___ Rows ___

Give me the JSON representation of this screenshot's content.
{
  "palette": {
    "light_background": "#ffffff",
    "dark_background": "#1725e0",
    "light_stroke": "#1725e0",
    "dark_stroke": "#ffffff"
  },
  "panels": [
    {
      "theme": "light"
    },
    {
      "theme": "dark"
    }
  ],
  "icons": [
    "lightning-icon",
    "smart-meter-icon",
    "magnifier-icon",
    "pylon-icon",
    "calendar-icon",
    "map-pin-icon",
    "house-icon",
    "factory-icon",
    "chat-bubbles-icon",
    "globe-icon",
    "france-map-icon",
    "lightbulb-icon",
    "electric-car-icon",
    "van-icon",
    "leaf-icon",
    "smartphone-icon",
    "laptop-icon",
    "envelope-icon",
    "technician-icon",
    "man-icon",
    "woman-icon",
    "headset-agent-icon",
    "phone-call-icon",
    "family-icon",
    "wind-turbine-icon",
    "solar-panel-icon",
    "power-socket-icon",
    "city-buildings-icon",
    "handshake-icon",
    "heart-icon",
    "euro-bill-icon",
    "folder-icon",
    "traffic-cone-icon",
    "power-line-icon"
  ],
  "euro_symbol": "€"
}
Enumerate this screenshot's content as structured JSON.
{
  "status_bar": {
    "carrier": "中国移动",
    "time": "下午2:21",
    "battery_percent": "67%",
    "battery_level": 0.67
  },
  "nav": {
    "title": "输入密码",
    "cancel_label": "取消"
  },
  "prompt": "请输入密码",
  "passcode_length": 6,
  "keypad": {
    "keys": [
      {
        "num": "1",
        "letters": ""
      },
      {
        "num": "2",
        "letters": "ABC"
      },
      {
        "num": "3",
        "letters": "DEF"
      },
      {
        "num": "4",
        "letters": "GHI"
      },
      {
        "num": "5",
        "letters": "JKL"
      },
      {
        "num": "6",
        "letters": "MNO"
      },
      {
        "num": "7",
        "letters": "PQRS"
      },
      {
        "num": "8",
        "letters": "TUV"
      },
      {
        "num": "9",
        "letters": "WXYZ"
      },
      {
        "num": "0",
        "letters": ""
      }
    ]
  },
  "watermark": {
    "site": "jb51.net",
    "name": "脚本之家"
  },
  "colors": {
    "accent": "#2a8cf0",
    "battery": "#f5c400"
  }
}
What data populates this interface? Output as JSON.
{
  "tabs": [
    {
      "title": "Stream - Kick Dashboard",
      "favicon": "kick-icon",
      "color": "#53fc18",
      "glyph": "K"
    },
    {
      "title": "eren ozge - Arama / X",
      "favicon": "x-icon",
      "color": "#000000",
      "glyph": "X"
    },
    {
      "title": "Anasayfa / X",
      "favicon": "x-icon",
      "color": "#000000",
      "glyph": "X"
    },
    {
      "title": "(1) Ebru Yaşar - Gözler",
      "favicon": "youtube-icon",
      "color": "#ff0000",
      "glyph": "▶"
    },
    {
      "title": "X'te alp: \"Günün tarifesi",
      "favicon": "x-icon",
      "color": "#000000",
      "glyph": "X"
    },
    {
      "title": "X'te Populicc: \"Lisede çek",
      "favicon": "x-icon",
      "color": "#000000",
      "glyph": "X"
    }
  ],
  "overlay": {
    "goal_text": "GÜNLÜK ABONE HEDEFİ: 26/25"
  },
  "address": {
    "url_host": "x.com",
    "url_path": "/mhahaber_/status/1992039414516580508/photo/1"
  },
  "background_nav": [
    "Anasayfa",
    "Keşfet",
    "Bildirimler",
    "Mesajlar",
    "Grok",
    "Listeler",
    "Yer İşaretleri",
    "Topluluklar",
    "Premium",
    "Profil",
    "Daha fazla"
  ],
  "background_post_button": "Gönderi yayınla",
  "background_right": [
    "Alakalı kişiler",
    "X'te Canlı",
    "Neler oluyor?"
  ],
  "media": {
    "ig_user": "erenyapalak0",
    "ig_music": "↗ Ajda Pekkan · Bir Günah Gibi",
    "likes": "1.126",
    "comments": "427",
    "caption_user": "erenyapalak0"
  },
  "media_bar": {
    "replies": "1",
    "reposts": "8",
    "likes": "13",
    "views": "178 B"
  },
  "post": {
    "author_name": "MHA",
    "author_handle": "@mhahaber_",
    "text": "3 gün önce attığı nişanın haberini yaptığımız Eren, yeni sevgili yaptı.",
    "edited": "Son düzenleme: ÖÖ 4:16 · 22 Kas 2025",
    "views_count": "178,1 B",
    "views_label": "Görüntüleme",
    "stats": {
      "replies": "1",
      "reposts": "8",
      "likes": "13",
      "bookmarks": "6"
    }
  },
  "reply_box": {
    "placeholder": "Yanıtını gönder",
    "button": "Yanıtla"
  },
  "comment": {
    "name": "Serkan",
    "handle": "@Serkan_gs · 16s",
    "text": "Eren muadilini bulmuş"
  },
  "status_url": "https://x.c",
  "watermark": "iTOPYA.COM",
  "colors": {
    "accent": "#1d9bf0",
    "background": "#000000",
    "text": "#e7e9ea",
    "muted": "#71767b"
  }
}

___

Exercise description: Print out every record again, exactly and in full.

Right answer:
Give me the JSON representation of this screenshot's content.
{
  "palette": {
    "light_background": "#ffffff",
    "dark_background": "#1725e0",
    "light_stroke": "#1725e0",
    "dark_stroke": "#ffffff"
  },
  "panels": [
    {
      "theme": "light"
    },
    {
      "theme": "dark"
    }
  ],
  "icons": [
    "lightning-icon",
    "smart-meter-icon",
    "magnifier-icon",
    "pylon-icon",
    "calendar-icon",
    "map-pin-icon",
    "house-icon",
    "factory-icon",
    "chat-bubbles-icon",
    "globe-icon",
    "france-map-icon",
    "lightbulb-icon",
    "electric-car-icon",
    "van-icon",
    "leaf-icon",
    "smartphone-icon",
    "laptop-icon",
    "envelope-icon",
    "technician-icon",
    "man-icon",
    "woman-icon",
    "headset-agent-icon",
    "phone-call-icon",
    "family-icon",
    "wind-turbine-icon",
    "solar-panel-icon",
    "power-socket-icon",
    "city-buildings-icon",
    "handshake-icon",
    "heart-icon",
    "euro-bill-icon",
    "folder-icon",
    "traffic-cone-icon",
    "power-line-icon"
  ],
  "euro_symbol": "€"
}
Enumerate this screenshot's content as structured JSON.
{
  "status_bar": {
    "carrier": "中国移动",
    "time": "下午2:21",
    "battery_percent": "67%",
    "battery_level": 0.67
  },
  "nav": {
    "title": "输入密码",
    "cancel_label": "取消"
  },
  "prompt": "请输入密码",
  "passcode_length": 6,
  "keypad": {
    "keys": [
      {
        "num": "1",
        "letters": ""
      },
      {
        "num": "2",
        "letters": "ABC"
      },
      {
        "num": "3",
        "letters": "DEF"
      },
      {
        "num": "4",
        "letters": "GHI"
      },
      {
        "num": "5",
        "letters": "JKL"
      },
      {
        "num": "6",
        "letters": "MNO"
      },
      {
        "num": "7",
        "letters": "PQRS"
      },
      {
        "num": "8",
        "letters": "TUV"
      },
      {
        "num": "9",
        "letters": "WXYZ"
      },
      {
        "num": "0",
        "letters": ""
      }
    ]
  },
  "watermark": {
    "site": "jb51.net",
    "name": "脚本之家"
  },
  "colors": {
    "accent": "#2a8cf0",
    "battery": "#f5c400"
  }
}
What data populates this interface? Output as JSON.
{
  "tabs": [
    {
      "title": "Stream - Kick Dashboard",
      "favicon": "kick-icon",
      "color": "#53fc18",
      "glyph": "K"
    },
    {
      "title": "eren ozge - Arama / X",
      "favicon": "x-icon",
      "color": "#000000",
      "glyph": "X"
    },
    {
      "title": "Anasayfa / X",
      "favicon": "x-icon",
      "color": "#000000",
      "glyph": "X"
    },
    {
      "title": "(1) Ebru Yaşar - Gözler",
      "favicon": "youtube-icon",
      "color": "#ff0000",
      "glyph": "▶"
    },
    {
      "title": "X'te alp: \"Günün tarifesi",
      "favicon": "x-icon",
      "color": "#000000",
      "glyph": "X"
    },
    {
      "title": "X'te Populicc: \"Lisede çek",
      "favicon": "x-icon",
      "color": "#000000",
      "glyph": "X"
    }
  ],
  "overlay": {
    "goal_text": "GÜNLÜK ABONE HEDEFİ: 26/25"
  },
  "address": {
    "url_host": "x.com",
    "url_path": "/mhahaber_/status/1992039414516580508/photo/1"
  },
  "background_nav": [
    "Anasayfa",
    "Keşfet",
    "Bildirimler",
    "Mesajlar",
    "Grok",
    "Listeler",
    "Yer İşaretleri",
    "Topluluklar",
    "Premium",
    "Profil",
    "Daha fazla"
  ],
  "background_post_button": "Gönderi yayınla",
  "background_right": [
    "Alakalı kişiler",
    "X'te Canlı",
    "Neler oluyor?"
  ],
  "media": {
    "ig_user": "erenyapalak0",
    "ig_music": "↗ Ajda Pekkan · Bir Günah Gibi",
    "likes": "1.126",
    "comments": "427",
    "caption_user": "erenyapalak0"
  },
  "media_bar": {
    "replies": "1",
    "reposts": "8",
    "likes": "13",
    "views": "178 B"
  },
  "post": {
    "author_name": "MHA",
    "author_handle": "@mhahaber_",
    "text": "3 gün önce attığı nişanın haberini yaptığımız Eren, yeni sevgili yaptı.",
    "edited": "Son düzenleme: ÖÖ 4:16 · 22 Kas 2025",
    "views_count": "178,1 B",
    "views_label": "Görüntüleme",
    "stats": {
      "replies": "1",
      "reposts": "8",
      "likes": "13",
      "bookmarks": "6"
    }
  },
  "reply_box": {
    "placeholder": "Yanıtını gönder",
    "button": "Yanıtla"
  },
  "comment": {
    "name": "Serkan",
    "handle": "@Serkan_gs · 16s",
    "text": "Eren muadilini bulmuş"
  },
  "status_url": "https://x.c",
  "watermark": "iTOPYA.COM",
  "colors": {
    "accent": "#1d9bf0",
    "background": "#000000",
    "text": "#e7e9ea",
    "muted": "#71767b"
  }
}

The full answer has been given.